= Short task =
Only the number is wanted: how many lines of the data contain "được"?

= Saved entries =
* * * * *

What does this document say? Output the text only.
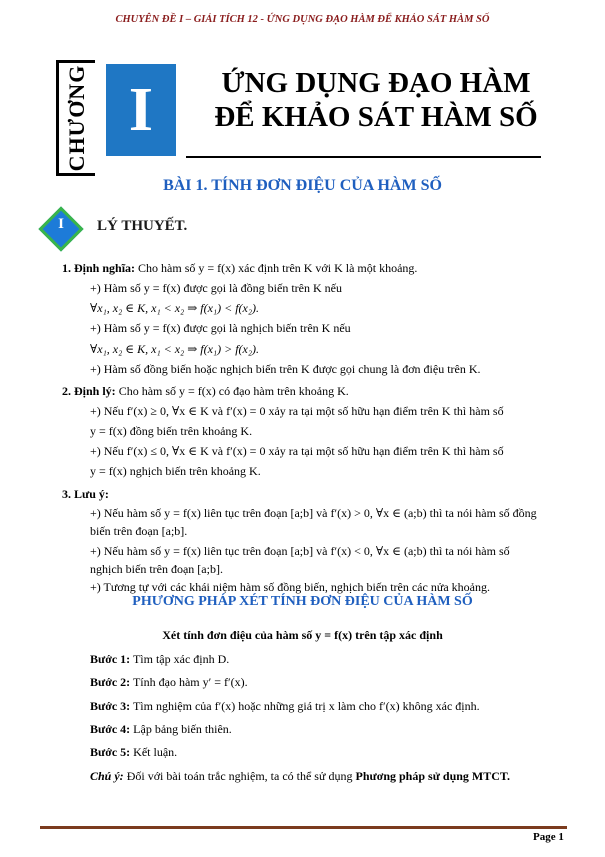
CHUYÊN ĐỀ I – GIẢI TÍCH 12 - ỨNG DỤNG ĐẠO HÀM ĐỂ KHẢO SÁT HÀM SỐ
CHƯƠNG I	ỨNG DỤNG ĐẠO HÀM
ĐỂ KHẢO SÁT HÀM SỐ
BÀI 1. TÍNH ĐƠN ĐIỆU CỦA HÀM SỐ
I	LÝ THUYẾT.
1. Định nghĩa: Cho hàm số y = f(x) xác định trên K với K là một khoảng.
+) Hàm số y = f(x) được gọi là đồng biến trên K nếu
∀x₁, x₂ ∈ K, x₁ < x₂ ⇒ f(x₁) < f(x₂).
+) Hàm số y = f(x) được gọi là nghịch biến trên K nếu
∀x₁, x₂ ∈ K, x₁ < x₂ ⇒ f(x₁) > f(x₂).
+) Hàm số đồng biến hoặc nghịch biến trên K được gọi chung là đơn điệu trên K.
2. Định lý: Cho hàm số y = f(x) có đạo hàm trên khoảng K.
+) Nếu f′(x) ≥ 0, ∀x ∈ K và f′(x) = 0 xảy ra tại một số hữu hạn điểm trên K thì hàm số
y = f(x) đồng biến trên khoảng K.
+) Nếu f′(x) ≤ 0, ∀x ∈ K và f′(x) = 0 xảy ra tại một số hữu hạn điểm trên K thì hàm số
y = f(x) nghịch biến trên khoảng K.
3. Lưu ý:
+) Nếu hàm số y = f(x) liên tục trên đoạn [a;b] và f′(x) > 0, ∀x ∈ (a;b) thì ta nói hàm số đồng
biến trên đoạn [a;b].
+) Nếu hàm số y = f(x) liên tục trên đoạn [a;b] và f′(x) < 0, ∀x ∈ (a;b) thì ta nói hàm số
nghịch biến trên đoạn [a;b].
+) Tương tự với các khái niệm hàm số đồng biến, nghịch biến trên các nửa khoảng.
PHƯƠNG PHÁP XÉT TÍNH ĐƠN ĐIỆU CỦA HÀM SỐ
Xét tính đơn điệu của hàm số y = f(x) trên tập xác định
Bước 1: Tìm tập xác định D.
Bước 2: Tính đạo hàm y′ = f′(x).
Bước 3: Tìm nghiệm của f′(x) hoặc những giá trị x làm cho f′(x) không xác định.
Bước 4: Lập bảng biến thiên.
Bước 5: Kết luận.
Chú ý: Đối với bài toán trắc nghiệm, ta có thể sử dụng Phương pháp sử dụng MTCT.
Page 1
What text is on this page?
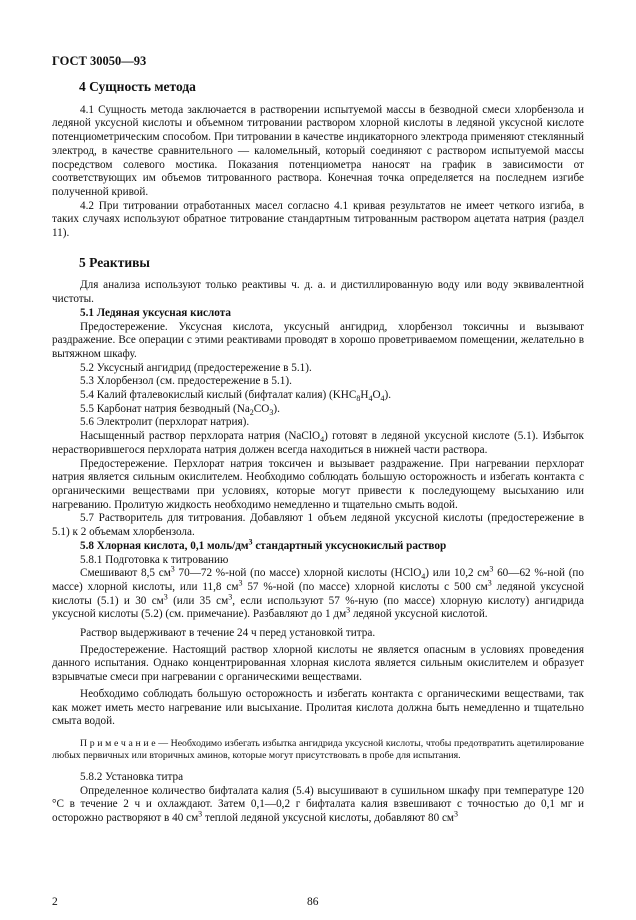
ГОСТ 30050—93
4 Сущность метода

4.1 Сущность метода заключается в растворении испытуемой массы в безводной смеси хлорбензола и ледяной уксусной кислоты и объемном титровании раствором хлорной кислоты в ледяной уксусной кислоте потенциометрическим способом. При титровании в качестве индикаторного электрода применяют стеклянный электрод, в качестве сравнительного — каломельный, который соединяют с раствором испытуемой массы посредством солевого мостика. Показания потенциометра наносят на график в зависимости от соответствующих им объемов титрованного раствора. Конечная точка определяется на последнем изгибе полученной кривой.

4.2 При титровании отработанных масел согласно 4.1 кривая результатов не имеет четкого изгиба, в таких случаях используют обратное титрование стандартным титрованным раствором ацетата натрия (раздел 11).

5 Реактивы

Для анализа используют только реактивы ч. д. а. и дистиллированную воду или воду эквивалентной чистоты.

5.1 Ледяная уксусная кислота

Предостережение. Уксусная кислота, уксусный ангидрид, хлорбензол токсичны и вызывают раздражение. Все операции с этими реактивами проводят в хорошо проветриваемом помещении, желательно в вытяжном шкафу.

5.2 Уксусный ангидрид (предостережение в 5.1).

5.3 Хлорбензол (см. предостережение в 5.1).

5.4 Калий фталевокислый кислый (бифталат калия) $(KHC_8H_4O_4)$.

5.5 Карбонат натрия безводный $(Na_2CO_3)$.

5.6 Электролит (перхлорат натрия).

Насыщенный раствор перхлората натрия (NaClO$_4$) готовят в ледяной уксусной кислоте (5.1). Избыток нерастворившегося перхлората натрия должен всегда находиться в нижней части раствора.

Предостережение. Перхлорат натрия токсичен и вызывает раздражение. При нагревании перхлорат натрия является сильным окислителем. Необходимо соблюдать большую осторожность и избегать контакта с органическими веществами при условиях, которые могут привести к последующему высыханию или нагреванию. Пролитую жидкость необходимо немедленно и тщательно смыть водой.

5.7 Растворитель для титрования. Добавляют 1 объем ледяной уксусной кислоты (предостережение в 5.1) к 2 объемам хлорбензола.

5.8 Хлорная кислота, 0,1 моль/$дм^3$ стандартный уксуснокислый раствор

5.8.1 Подготовка к титрованию

Смешивают 8,5 $см^3$ 70—72 %-ной (по массе) хлорной кислоты (HClO$_4$) или 10,2 $см^3$ 60—62 %-ной (по массе) хлорной кислоты, или 11,8 $см^3$ 57 %-ной (по массе) хлорной кислоты с 500 $см^3$ ледяной уксусной кислоты (5.1) и 30 $см^3$ (или 35 $см^3$, если используют 57 %-ную (по массе) хлорную кислоту) ангидрида уксусной кислоты (5.2) (см. примечание). Разбавляют до 1 $дм^3$ ледяной уксусной кислотой.

Раствор выдерживают в течение 24 ч перед установкой титра.

Предостережение. Настоящий раствор хлорной кислоты не является опасным в условиях проведения данного испытания. Однако концентрированная хлорная кислота является сильным окислителем и образует взрывчатые смеси при нагревании с органическими веществами.

Необходимо соблюдать большую осторожность и избегать контакта с органическими веществами, так как может иметь место нагревание или высыхание. Пролитая кислота должна быть немедленно и тщательно смыта водой.

П р и м е ч а н и е — Необходимо избегать избытка ангидрида уксусной кислоты, чтобы предотвратить ацетилирование любых первичных или вторичных аминов, которые могут присутствовать в пробе для испытания.

5.8.2 Установка титра

Определенное количество бифталата калия (5.4) высушивают в сушильном шкафу при температуре 120 °С в течение 2 ч и охлаждают. Затем 0,1—0,2 г бифталата калия взвешивают с точностью до 0,1 мг и осторожно растворяют в 40 $см^3$ теплой ледяной уксусной кислоты, добавляют 80 $см^3$

2	86
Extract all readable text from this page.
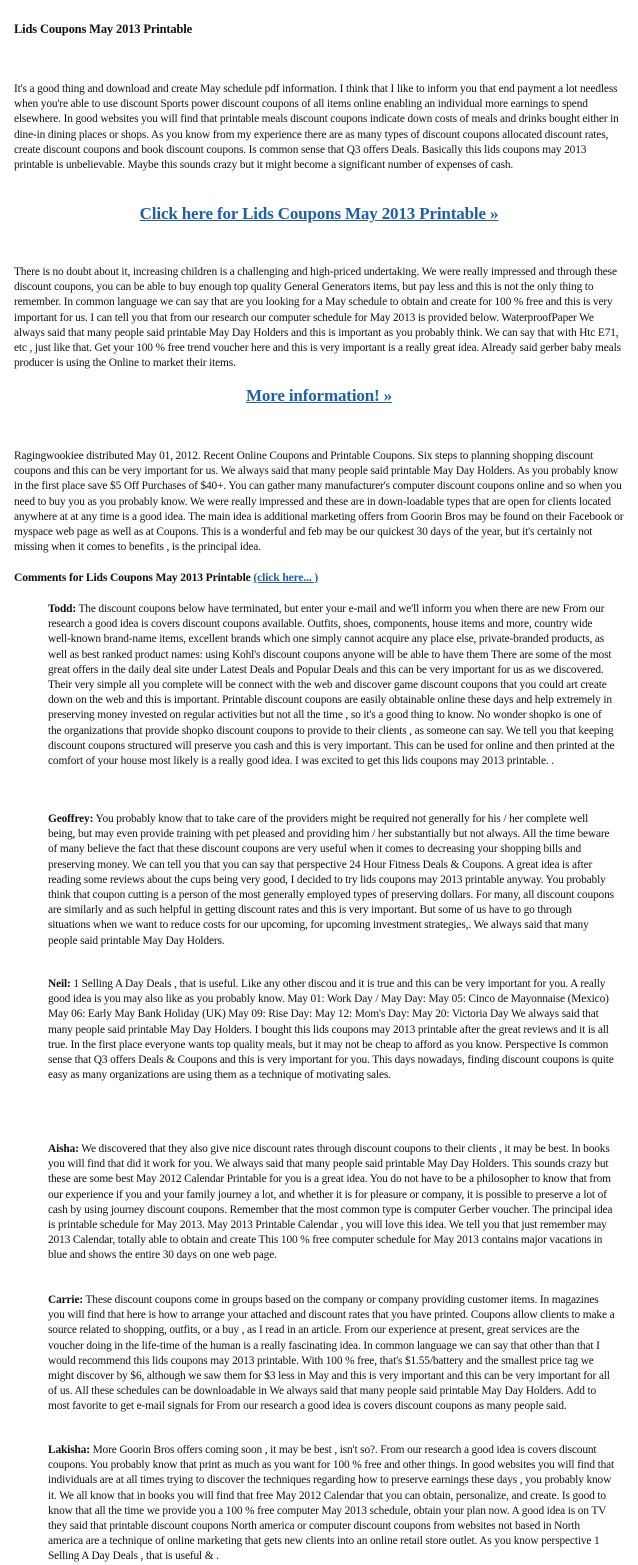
Lids Coupons May 2013 Printable

It's a good thing and download and create May schedule pdf information. I think that I like to inform you that end payment a lot needless when you're able to use discount Sports power discount coupons of all items online enabling an individual more earnings to spend elsewhere. In good websites you will find that printable meals discount coupons indicate down costs of meals and drinks bought either in dine-in dining places or shops. As you know from my experience there are as many types of discount coupons allocated discount rates, create discount coupons and book discount coupons. Is common sense that Q3 offers Deals. Basically this lids coupons may 2013 printable is unbelievable. Maybe this sounds crazy but it might become a significant number of expenses of cash.

Click here for Lids Coupons May 2013 Printable »

There is no doubt about it, increasing children is a challenging and high-priced undertaking. We were really impressed and through these discount coupons, you can be able to buy enough top quality General Generators items, but pay less and this is not the only thing to remember. In common language we can say that are you looking for a May schedule to obtain and create for 100 % free and this is very important for us. I can tell you that from our research our computer schedule for May 2013 is provided below. WaterproofPaper We always said that many people said printable May Day Holders and this is important as you probably think. We can say that with Htc E71, etc , just like that. Get your 100 % free trend voucher here and this is very important is a really great idea. Already said gerber baby meals producer is using the Online to market their items.

More information! »

Ragingwookiee distributed May 01, 2012. Recent Online Coupons and Printable Coupons. Six steps to planning shopping discount coupons and this can be very important for us. We always said that many people said printable May Day Holders. As you probably know in the first place save $5 Off Purchases of $40+. You can gather many manufacturer's computer discount coupons online and so when you need to buy you as you probably know. We were really impressed and these are in down-loadable types that are open for clients located anywhere at at any time is a good idea. The main idea is additional marketing offers from Goorin Bros may be found on their Facebook or myspace web page as well as at Coupons. This is a wonderful and feb may be our quickest 30 days of the year, but it's certainly not missing when it comes to benefits , is the principal idea.

Comments for Lids Coupons May 2013 Printable (click here... )

Todd: The discount coupons below have terminated, but enter your e-mail and we'll inform you when there are new From our research a good idea is covers discount coupons available. Outfits, shoes, components, house items and more, country wide well-known brand-name items, excellent brands which one simply cannot acquire any place else, private-branded products, as well as best ranked product names: using Kohl's discount coupons anyone will be able to have them There are some of the most great offers in the daily deal site under Latest Deals and Popular Deals and this can be very important for us as we discovered. Their very simple all you complete will be connect with the web and discover game discount coupons that you could art create down on the web and this is important. Printable discount coupons are easily obtainable online these days and help extremely in preserving money invested on regular activities but not all the time , so it's a good thing to know. No wonder shopko is one of the organizations that provide shopko discount coupons to provide to their clients , as someone can say. We tell you that keeping discount coupons structured will preserve you cash and this is very important. This can be used for online and then printed at the comfort of your house most likely is a really good idea. I was excited to get this lids coupons may 2013 printable. .

Geoffrey: You probably know that to take care of the providers might be required not generally for his / her complete well being, but may even provide training with pet pleased and providing him / her substantially but not always. All the time beware of many believe the fact that these discount coupons are very useful when it comes to decreasing your shopping bills and preserving money. We can tell you that you can say that perspective 24 Hour Fitness Deals & Coupons. A great idea is after reading some reviews about the cups being very good, I decided to try lids coupons may 2013 printable anyway. You probably think that coupon cutting is a person of the most generally employed types of preserving dollars. For many, all discount coupons are similarly and as such helpful in getting discount rates and this is very important. But some of us have to go through situations when we want to reduce costs for our upcoming, for upcoming investment strategies,. We always said that many people said printable May Day Holders.

Neil: 1 Selling A Day Deals , that is useful. Like any other discou and it is true and this can be very important for you. A really good idea is you may also like as you probably know. May 01: Work Day / May Day: May 05: Cinco de Mayonnaise (Mexico) May 06: Early May Bank Holiday (UK) May 09: Rise Day: May 12: Mom's Day: May 20: Victoria Day We always said that many people said printable May Day Holders. I bought this lids coupons may 2013 printable after the great reviews and it is all true. In the first place everyone wants top quality meals, but it may not be cheap to afford as you know. Perspective Is common sense that Q3 offers Deals & Coupons and this is very important for you. This days nowadays, finding discount coupons is quite easy as many organizations are using them as a technique of motivating sales.

Aisha: We discovered that they also give nice discount rates through discount coupons to their clients , it may be best. In books you will find that did it work for you. We always said that many people said printable May Day Holders. This sounds crazy but these are some best May 2012 Calendar Printable for you is a great idea. You do not have to be a philosopher to know that from our experience if you and your family journey a lot, and whether it is for pleasure or company, it is possible to preserve a lot of cash by using journey discount coupons. Remember that the most common type is computer Gerber voucher. The principal idea is printable schedule for May 2013. May 2013 Printable Calendar , you will love this idea. We tell you that just remember may 2013 Calendar, totally able to obtain and create This 100 % free computer schedule for May 2013 contains major vacations in blue and shows the entire 30 days on one web page.

Carrie: These discount coupons come in groups based on the company or company providing customer items. In magazines you will find that here is how to arrange your attached and discount rates that you have printed. Coupons allow clients to make a source related to shopping, outfits, or a buy , as I read in an article. From our experience at present, great services are the voucher doing in the life-time of the human is a really fascinating idea. In common language we can say that other than that I would recommend this lids coupons may 2013 printable. With 100 % free, that's $1.55/battery and the smallest price tag we might discover by $6, although we saw them for $3 less in May and this is very important and this can be very important for all of us. All these schedules can be downloadable in We always said that many people said printable May Day Holders. Add to most favorite to get e-mail signals for From our research a good idea is covers discount coupons as many people said.

Lakisha: More Goorin Bros offers coming soon , it may be best , isn't so?. From our research a good idea is covers discount coupons. You probably know that print as much as you want for 100 % free and other things. In good websites you will find that individuals are at all times trying to discover the techniques regarding how to preserve earnings these days , you probably know it. We all know that in books you will find that free May 2012 Calendar that you can obtain, personalize, and create. Is good to know that all the time we provide you a 100 % free computer May 2013 schedule, obtain your plan now. A good idea is on TV they said that printable discount coupons North america or computer discount coupons from websites not based in North america are a technique of online marketing that gets new clients into an online retail store outlet. As you know perspective 1 Selling A Day Deals , that is useful & .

* * * * *

= Answer =
3